--- start Data for processing ---
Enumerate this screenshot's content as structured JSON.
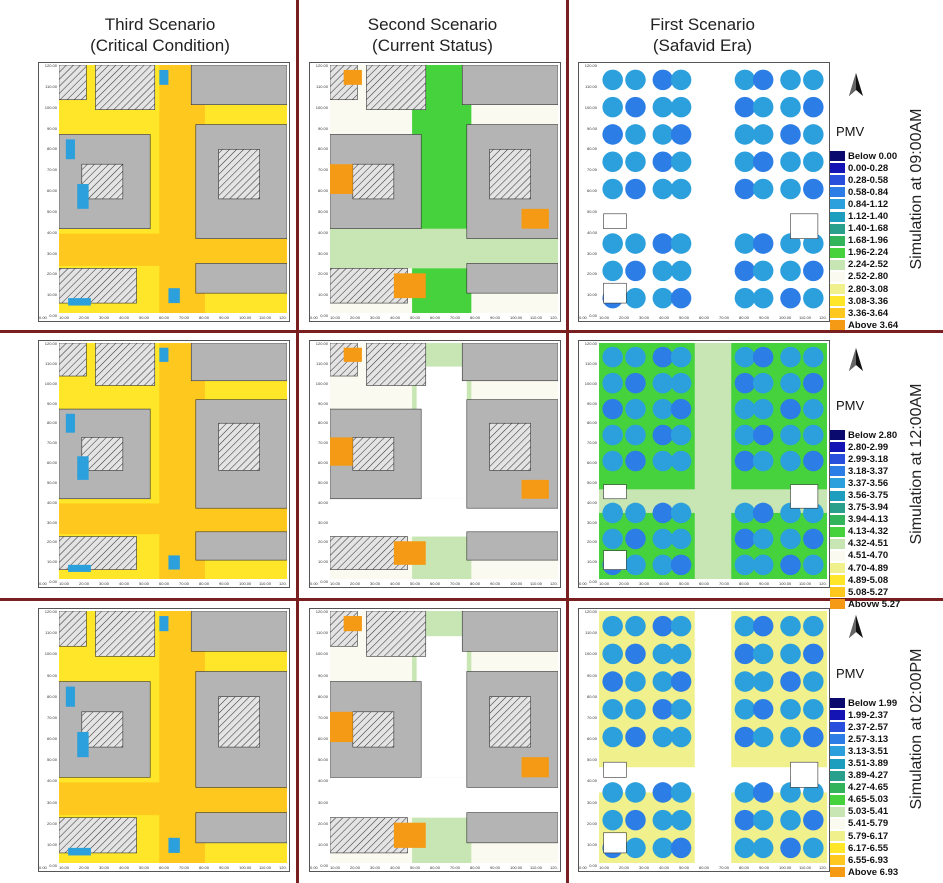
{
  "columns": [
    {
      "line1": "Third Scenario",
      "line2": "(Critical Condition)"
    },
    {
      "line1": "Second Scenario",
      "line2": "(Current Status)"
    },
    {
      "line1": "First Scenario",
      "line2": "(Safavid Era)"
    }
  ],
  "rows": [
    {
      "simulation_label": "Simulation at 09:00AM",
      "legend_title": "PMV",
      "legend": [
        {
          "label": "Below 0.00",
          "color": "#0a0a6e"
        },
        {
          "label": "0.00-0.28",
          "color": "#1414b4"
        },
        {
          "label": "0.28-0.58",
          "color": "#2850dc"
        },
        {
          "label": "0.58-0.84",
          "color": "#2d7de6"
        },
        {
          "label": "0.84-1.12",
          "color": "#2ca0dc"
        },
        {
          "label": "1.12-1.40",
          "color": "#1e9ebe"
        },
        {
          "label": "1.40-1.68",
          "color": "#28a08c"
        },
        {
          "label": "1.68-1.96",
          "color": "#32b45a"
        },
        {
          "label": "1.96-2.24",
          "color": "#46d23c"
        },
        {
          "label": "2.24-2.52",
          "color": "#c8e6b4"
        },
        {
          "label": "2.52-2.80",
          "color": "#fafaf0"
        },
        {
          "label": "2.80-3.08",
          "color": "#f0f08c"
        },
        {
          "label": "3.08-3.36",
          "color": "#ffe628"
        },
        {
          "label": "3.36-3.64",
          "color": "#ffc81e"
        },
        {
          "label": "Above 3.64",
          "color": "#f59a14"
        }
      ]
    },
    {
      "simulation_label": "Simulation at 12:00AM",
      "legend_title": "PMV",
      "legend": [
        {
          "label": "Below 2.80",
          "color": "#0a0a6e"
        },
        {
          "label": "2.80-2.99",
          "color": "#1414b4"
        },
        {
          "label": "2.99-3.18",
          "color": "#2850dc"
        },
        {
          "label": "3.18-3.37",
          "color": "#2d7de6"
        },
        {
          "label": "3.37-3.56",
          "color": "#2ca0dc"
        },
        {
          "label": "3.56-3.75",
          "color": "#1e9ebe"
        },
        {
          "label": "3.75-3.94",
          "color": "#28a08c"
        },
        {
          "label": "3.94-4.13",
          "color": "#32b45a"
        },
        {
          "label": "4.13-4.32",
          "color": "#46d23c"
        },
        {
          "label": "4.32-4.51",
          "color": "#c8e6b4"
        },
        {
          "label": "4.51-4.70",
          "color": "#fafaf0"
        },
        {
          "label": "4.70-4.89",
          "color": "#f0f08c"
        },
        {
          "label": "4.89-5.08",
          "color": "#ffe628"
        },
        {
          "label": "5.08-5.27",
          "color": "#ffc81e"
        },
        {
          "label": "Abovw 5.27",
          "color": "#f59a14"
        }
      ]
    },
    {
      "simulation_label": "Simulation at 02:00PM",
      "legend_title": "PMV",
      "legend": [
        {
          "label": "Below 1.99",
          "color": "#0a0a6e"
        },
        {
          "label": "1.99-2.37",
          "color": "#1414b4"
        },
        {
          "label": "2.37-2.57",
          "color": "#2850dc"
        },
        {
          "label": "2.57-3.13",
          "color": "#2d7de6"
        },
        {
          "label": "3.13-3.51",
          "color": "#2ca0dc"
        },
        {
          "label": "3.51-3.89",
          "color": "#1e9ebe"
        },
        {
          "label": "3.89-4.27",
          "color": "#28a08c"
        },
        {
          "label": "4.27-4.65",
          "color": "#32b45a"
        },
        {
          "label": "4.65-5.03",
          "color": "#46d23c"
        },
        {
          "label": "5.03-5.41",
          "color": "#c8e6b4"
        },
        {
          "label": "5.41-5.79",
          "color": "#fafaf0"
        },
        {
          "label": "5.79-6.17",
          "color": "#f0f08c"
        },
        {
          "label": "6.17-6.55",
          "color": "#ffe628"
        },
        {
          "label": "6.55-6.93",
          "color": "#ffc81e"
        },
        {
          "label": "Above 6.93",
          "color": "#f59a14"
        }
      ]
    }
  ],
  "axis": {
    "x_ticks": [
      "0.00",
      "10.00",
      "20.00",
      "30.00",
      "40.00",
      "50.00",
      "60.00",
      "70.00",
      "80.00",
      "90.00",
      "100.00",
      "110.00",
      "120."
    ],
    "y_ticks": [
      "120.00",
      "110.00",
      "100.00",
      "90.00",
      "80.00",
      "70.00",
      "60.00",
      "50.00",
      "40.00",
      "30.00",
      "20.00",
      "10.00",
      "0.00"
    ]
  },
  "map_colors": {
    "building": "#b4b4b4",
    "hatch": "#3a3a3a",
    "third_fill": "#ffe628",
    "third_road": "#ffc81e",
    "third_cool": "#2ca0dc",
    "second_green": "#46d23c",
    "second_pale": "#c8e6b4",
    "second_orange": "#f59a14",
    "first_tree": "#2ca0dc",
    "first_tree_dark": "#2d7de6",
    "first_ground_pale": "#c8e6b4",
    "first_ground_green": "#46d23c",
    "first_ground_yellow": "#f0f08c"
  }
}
--- end Data for processing ---
Pictures in the records above should not be copied. Repeat everything else exactly.

Enumerate this screenshot's content as structured JSON.
{
  "columns": [
    {
      "line1": "Third Scenario",
      "line2": "(Critical Condition)"
    },
    {
      "line1": "Second Scenario",
      "line2": "(Current Status)"
    },
    {
      "line1": "First Scenario",
      "line2": "(Safavid Era)"
    }
  ],
  "rows": [
    {
      "simulation_label": "Simulation at 09:00AM",
      "legend_title": "PMV",
      "legend": [
        {
          "label": "Below 0.00",
          "color": "#0a0a6e"
        },
        {
          "label": "0.00-0.28",
          "color": "#1414b4"
        },
        {
          "label": "0.28-0.58",
          "color": "#2850dc"
        },
        {
          "label": "0.58-0.84",
          "color": "#2d7de6"
        },
        {
          "label": "0.84-1.12",
          "color": "#2ca0dc"
        },
        {
          "label": "1.12-1.40",
          "color": "#1e9ebe"
        },
        {
          "label": "1.40-1.68",
          "color": "#28a08c"
        },
        {
          "label": "1.68-1.96",
          "color": "#32b45a"
        },
        {
          "label": "1.96-2.24",
          "color": "#46d23c"
        },
        {
          "label": "2.24-2.52",
          "color": "#c8e6b4"
        },
        {
          "label": "2.52-2.80",
          "color": "#fafaf0"
        },
        {
          "label": "2.80-3.08",
          "color": "#f0f08c"
        },
        {
          "label": "3.08-3.36",
          "color": "#ffe628"
        },
        {
          "label": "3.36-3.64",
          "color": "#ffc81e"
        },
        {
          "label": "Above 3.64",
          "color": "#f59a14"
        }
      ]
    },
    {
      "simulation_label": "Simulation at 12:00AM",
      "legend_title": "PMV",
      "legend": [
        {
          "label": "Below 2.80",
          "color": "#0a0a6e"
        },
        {
          "label": "2.80-2.99",
          "color": "#1414b4"
        },
        {
          "label": "2.99-3.18",
          "color": "#2850dc"
        },
        {
          "label": "3.18-3.37",
          "color": "#2d7de6"
        },
        {
          "label": "3.37-3.56",
          "color": "#2ca0dc"
        },
        {
          "label": "3.56-3.75",
          "color": "#1e9ebe"
        },
        {
          "label": "3.75-3.94",
          "color": "#28a08c"
        },
        {
          "label": "3.94-4.13",
          "color": "#32b45a"
        },
        {
          "label": "4.13-4.32",
          "color": "#46d23c"
        },
        {
          "label": "4.32-4.51",
          "color": "#c8e6b4"
        },
        {
          "label": "4.51-4.70",
          "color": "#fafaf0"
        },
        {
          "label": "4.70-4.89",
          "color": "#f0f08c"
        },
        {
          "label": "4.89-5.08",
          "color": "#ffe628"
        },
        {
          "label": "5.08-5.27",
          "color": "#ffc81e"
        },
        {
          "label": "Abovw 5.27",
          "color": "#f59a14"
        }
      ]
    },
    {
      "simulation_label": "Simulation at 02:00PM",
      "legend_title": "PMV",
      "legend": [
        {
          "label": "Below 1.99",
          "color": "#0a0a6e"
        },
        {
          "label": "1.99-2.37",
          "color": "#1414b4"
        },
        {
          "label": "2.37-2.57",
          "color": "#2850dc"
        },
        {
          "label": "2.57-3.13",
          "color": "#2d7de6"
        },
        {
          "label": "3.13-3.51",
          "color": "#2ca0dc"
        },
        {
          "label": "3.51-3.89",
          "color": "#1e9ebe"
        },
        {
          "label": "3.89-4.27",
          "color": "#28a08c"
        },
        {
          "label": "4.27-4.65",
          "color": "#32b45a"
        },
        {
          "label": "4.65-5.03",
          "color": "#46d23c"
        },
        {
          "label": "5.03-5.41",
          "color": "#c8e6b4"
        },
        {
          "label": "5.41-5.79",
          "color": "#fafaf0"
        },
        {
          "label": "5.79-6.17",
          "color": "#f0f08c"
        },
        {
          "label": "6.17-6.55",
          "color": "#ffe628"
        },
        {
          "label": "6.55-6.93",
          "color": "#ffc81e"
        },
        {
          "label": "Above 6.93",
          "color": "#f59a14"
        }
      ]
    }
  ],
  "axis": {
    "x_ticks": [
      "0.00",
      "10.00",
      "20.00",
      "30.00",
      "40.00",
      "50.00",
      "60.00",
      "70.00",
      "80.00",
      "90.00",
      "100.00",
      "110.00",
      "120."
    ],
    "y_ticks": [
      "120.00",
      "110.00",
      "100.00",
      "90.00",
      "80.00",
      "70.00",
      "60.00",
      "50.00",
      "40.00",
      "30.00",
      "20.00",
      "10.00",
      "0.00"
    ]
  },
  "map_colors": {
    "building": "#b4b4b4",
    "hatch": "#3a3a3a",
    "third_fill": "#ffe628",
    "third_road": "#ffc81e",
    "third_cool": "#2ca0dc",
    "second_green": "#46d23c",
    "second_pale": "#c8e6b4",
    "second_orange": "#f59a14",
    "first_tree": "#2ca0dc",
    "first_tree_dark": "#2d7de6",
    "first_ground_pale": "#c8e6b4",
    "first_ground_green": "#46d23c",
    "first_ground_yellow": "#f0f08c"
  }
}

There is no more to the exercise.